• GIVEN DATA:
BEGIN

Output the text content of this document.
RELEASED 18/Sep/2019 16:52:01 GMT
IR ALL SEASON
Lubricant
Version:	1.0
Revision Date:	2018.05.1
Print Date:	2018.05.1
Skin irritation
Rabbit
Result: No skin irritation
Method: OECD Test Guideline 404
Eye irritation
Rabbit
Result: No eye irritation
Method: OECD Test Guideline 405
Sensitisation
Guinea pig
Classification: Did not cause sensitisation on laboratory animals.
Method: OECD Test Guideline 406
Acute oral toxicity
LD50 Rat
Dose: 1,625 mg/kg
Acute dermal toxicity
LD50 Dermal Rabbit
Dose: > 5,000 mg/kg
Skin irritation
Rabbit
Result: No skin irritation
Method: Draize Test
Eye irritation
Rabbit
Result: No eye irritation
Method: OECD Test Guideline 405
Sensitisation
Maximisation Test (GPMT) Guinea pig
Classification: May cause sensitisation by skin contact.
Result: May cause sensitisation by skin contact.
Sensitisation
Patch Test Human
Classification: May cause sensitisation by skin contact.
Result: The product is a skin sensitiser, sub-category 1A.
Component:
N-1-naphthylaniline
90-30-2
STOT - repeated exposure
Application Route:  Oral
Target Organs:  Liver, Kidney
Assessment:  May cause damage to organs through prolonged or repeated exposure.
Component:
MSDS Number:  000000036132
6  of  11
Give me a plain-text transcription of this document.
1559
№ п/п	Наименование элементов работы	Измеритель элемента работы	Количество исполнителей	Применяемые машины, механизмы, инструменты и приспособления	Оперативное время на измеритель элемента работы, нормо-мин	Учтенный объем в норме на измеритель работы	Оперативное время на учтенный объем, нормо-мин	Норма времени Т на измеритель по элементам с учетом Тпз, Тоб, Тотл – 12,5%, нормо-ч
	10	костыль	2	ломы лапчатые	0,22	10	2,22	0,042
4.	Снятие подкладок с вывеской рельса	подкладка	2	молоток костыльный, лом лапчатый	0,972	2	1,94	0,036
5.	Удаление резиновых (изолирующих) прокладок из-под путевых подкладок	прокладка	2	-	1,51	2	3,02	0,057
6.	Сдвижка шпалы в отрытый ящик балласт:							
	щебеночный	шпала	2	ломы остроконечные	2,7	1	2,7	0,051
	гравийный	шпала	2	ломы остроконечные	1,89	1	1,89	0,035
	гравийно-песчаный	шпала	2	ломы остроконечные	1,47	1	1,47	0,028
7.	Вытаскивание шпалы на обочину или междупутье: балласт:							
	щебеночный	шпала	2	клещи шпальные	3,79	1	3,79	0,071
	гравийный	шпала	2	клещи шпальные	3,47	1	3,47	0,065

END

• WORK TO DO:
Which lines include the word "cause"? List them all.

• SOLUTION FOR THIS TASK:
Classification: Did not cause sensitisation on laboratory animals.
Classification: May cause sensitisation by skin contact.
Result: May cause sensitisation by skin contact.
Classification: May cause sensitisation by skin contact.
Assessment:  May cause damage to organs through prolonged or repeated exposure.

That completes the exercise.